A young couple think they've stumbled onto a bargain in a cheap, Central Park West apartment. Apartment 13 is haunted. Thrilling episode despite the somewhat hokey beginning. Recommended.

Maricar Lobregat

Actually, I think the Devil is getting lazy with his deals. I would think "...but I get your soul" ought to have appeared somewhere in the lease. Daniel Webster could have won this case easy.


A couple respond quickly to an ad in the paper for an apartment that seems too good to be true. They are certain there will be crowds of people wanting it because of the prime location and inexpensive rent. When they go to see it, the English gentleman that answers the door is quite taken with them and the fact that they are expecting a baby only serves to delight him more. He offers them the finely appointed apartment immediately. The couple is overjoyed and move in at once in disbelief over their good fortune. But where were the crowds of other prospective renters? And why is it that the ad only appeared in their copy of the newspaper?


The ad only appears in the paper of the victims that the devil wants, so there wouldn't be a lot of people wanting to rent the apartment. I agree with some of the commentators here that he couldn't get their souls that easily. Neither one of them sold their soul to sign a lease, so it doesn't make sense that he could catch their immortal souls. The script should have included a few short lines in act one where Joel says, "You know, I'd sell my soul to get a good deal on an apartment!" His wife says, "Yes, so would I!" Then the ad appears magically in their paper, but they don't connect the dots. THAT would have made sense because usually in devil lore, even if one casually says they'd sell their soul, they have unwittingly made a deal. At the end, he could have reminded them of their casual comment that sealed the deal.


A brief synopis: A couple looking for a bargain on an apartment seem to find the place of their dreams. When they arrive to look at the apartment it appears they are the only ones who saw the ad in the paper. The location and the rent are perfect, even if the landlord is a little weird (he keeps a locked closet full of bizzare occult items in the apartment). Unfortunately, anything that looks too good to be true always is. This is a frightening episode. If you want a real scare, listen to this one in the dark...alone.

Lyndon B.

Wow. This program freaked me out. I'll be honest in that I simply wouldn't have been able to handle this one as a kid and it's probably the creepiest program I've heard to date. First, I have to admit that I find cats to be one of the scariest things on the planet. I had a bad experience as a kid so I find them to be unpredictable and dangerous. The cat in this program sent shivers up my spine and it exploited almost every fear I have. Second, (plot spoiler coming) the play was crafted with three principle characters and one seemingly ancillary character, the aunt, whom I thought would be our last minute saviour. Instead, our protagonists actually lost their battle with the devil (the dramatic music during this scene was fitting of the drama that unfolded)! Whoa - what a shocker!!! One point of interest I noted: Our author, Ian Martin, chose to use the opening segment of the program as a "working" lead-in to this drama. In general, the opening segment is drawn from the body of the program so we know it will be repeated somewhere in the play. However, this program's opening segment was truly a unique part of the play.

• [PROBLEM SET]
[a] In the haunted-apartment reviews, what does the landlord keep locked in a closet in the apartment?
[b] Reproduce word for word the part of the haunted-apartment reviews from "A young couple" up to and including "hokey beginning. Recommended.".

• [LISTED ENTRIES]

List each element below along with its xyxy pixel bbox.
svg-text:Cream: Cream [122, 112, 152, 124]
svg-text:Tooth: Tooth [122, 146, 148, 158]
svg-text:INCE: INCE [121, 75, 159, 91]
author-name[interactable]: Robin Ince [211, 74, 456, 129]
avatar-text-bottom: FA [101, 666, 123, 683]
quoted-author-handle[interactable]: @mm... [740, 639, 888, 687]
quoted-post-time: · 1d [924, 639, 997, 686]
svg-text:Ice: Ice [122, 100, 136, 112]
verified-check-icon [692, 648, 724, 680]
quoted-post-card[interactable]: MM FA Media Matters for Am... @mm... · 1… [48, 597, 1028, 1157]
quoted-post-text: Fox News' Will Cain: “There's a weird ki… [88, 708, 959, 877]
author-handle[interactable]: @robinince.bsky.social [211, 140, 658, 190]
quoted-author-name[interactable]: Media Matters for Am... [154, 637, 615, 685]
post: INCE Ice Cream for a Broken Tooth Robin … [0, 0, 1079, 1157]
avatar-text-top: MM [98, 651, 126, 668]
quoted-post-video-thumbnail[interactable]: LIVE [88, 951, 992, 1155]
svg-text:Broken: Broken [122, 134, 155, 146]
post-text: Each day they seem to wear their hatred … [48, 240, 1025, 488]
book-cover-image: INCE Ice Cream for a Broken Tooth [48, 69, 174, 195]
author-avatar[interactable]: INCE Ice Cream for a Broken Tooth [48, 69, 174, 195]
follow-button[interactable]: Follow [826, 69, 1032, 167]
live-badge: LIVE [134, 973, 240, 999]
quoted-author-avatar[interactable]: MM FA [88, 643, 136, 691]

• [ANSWERS IN ORDER]
[a] He keeps bizarre occult items there.

[b]
A young couple think they've stumbled onto a bargain in a cheap, Central Park West apartment. Apartment 13 is haunted. Thrilling episode despite the somewhat hokey beginning. Recommended.